__BRIEF__. Can you write out all of the material below, word for word?

__SOURCE DATA__.
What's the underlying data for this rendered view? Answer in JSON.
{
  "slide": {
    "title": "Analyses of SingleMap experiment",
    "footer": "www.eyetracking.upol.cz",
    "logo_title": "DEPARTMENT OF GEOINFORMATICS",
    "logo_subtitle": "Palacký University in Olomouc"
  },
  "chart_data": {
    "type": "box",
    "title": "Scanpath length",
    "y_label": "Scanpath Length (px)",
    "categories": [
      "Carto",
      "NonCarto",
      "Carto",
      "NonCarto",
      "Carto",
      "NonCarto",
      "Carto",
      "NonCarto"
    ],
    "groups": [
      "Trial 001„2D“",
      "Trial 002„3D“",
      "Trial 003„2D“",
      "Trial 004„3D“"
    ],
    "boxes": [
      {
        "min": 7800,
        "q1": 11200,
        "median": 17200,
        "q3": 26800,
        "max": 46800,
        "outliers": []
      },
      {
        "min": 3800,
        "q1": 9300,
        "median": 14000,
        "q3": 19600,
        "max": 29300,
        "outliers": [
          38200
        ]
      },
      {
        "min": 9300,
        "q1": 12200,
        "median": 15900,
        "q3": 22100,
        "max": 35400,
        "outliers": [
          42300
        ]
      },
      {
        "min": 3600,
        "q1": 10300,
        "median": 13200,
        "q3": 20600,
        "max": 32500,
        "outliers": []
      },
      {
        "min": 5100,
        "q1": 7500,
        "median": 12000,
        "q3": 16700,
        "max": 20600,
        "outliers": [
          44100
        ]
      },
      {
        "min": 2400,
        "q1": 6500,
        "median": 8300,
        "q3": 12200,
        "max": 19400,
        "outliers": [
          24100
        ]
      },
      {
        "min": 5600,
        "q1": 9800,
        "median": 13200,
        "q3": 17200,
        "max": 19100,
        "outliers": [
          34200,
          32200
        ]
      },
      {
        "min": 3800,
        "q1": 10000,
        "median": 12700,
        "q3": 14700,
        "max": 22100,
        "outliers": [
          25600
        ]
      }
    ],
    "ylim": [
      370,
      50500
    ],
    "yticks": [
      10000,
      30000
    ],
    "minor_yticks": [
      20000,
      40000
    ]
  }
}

__RESPONSE__.
What's the underlying data for this rendered view? Answer in JSON.
{
  "slide": {
    "title": "Analyses of SingleMap experiment",
    "footer": "www.eyetracking.upol.cz",
    "logo_title": "DEPARTMENT OF GEOINFORMATICS",
    "logo_subtitle": "Palacký University in Olomouc"
  },
  "chart_data": {
    "type": "box",
    "title": "Scanpath length",
    "y_label": "Scanpath Length (px)",
    "categories": [
      "Carto",
      "NonCarto",
      "Carto",
      "NonCarto",
      "Carto",
      "NonCarto",
      "Carto",
      "NonCarto"
    ],
    "groups": [
      "Trial 001„2D“",
      "Trial 002„3D“",
      "Trial 003„2D“",
      "Trial 004„3D“"
    ],
    "boxes": [
      {
        "min": 7800,
        "q1": 11200,
        "median": 17200,
        "q3": 26800,
        "max": 46800,
        "outliers": []
      },
      {
        "min": 3800,
        "q1": 9300,
        "median": 14000,
        "q3": 19600,
        "max": 29300,
        "outliers": [
          38200
        ]
      },
      {
        "min": 9300,
        "q1": 12200,
        "median": 15900,
        "q3": 22100,
        "max": 35400,
        "outliers": [
          42300
        ]
      },
      {
        "min": 3600,
        "q1": 10300,
        "median": 13200,
        "q3": 20600,
        "max": 32500,
        "outliers": []
      },
      {
        "min": 5100,
        "q1": 7500,
        "median": 12000,
        "q3": 16700,
        "max": 20600,
        "outliers": [
          44100
        ]
      },
      {
        "min": 2400,
        "q1": 6500,
        "median": 8300,
        "q3": 12200,
        "max": 19400,
        "outliers": [
          24100
        ]
      },
      {
        "min": 5600,
        "q1": 9800,
        "median": 13200,
        "q3": 17200,
        "max": 19100,
        "outliers": [
          34200,
          32200
        ]
      },
      {
        "min": 3800,
        "q1": 10000,
        "median": 12700,
        "q3": 14700,
        "max": 22100,
        "outliers": [
          25600
        ]
      }
    ],
    "ylim": [
      370,
      50500
    ],
    "yticks": [
      10000,
      30000
    ],
    "minor_yticks": [
      20000,
      40000
    ]
  }
}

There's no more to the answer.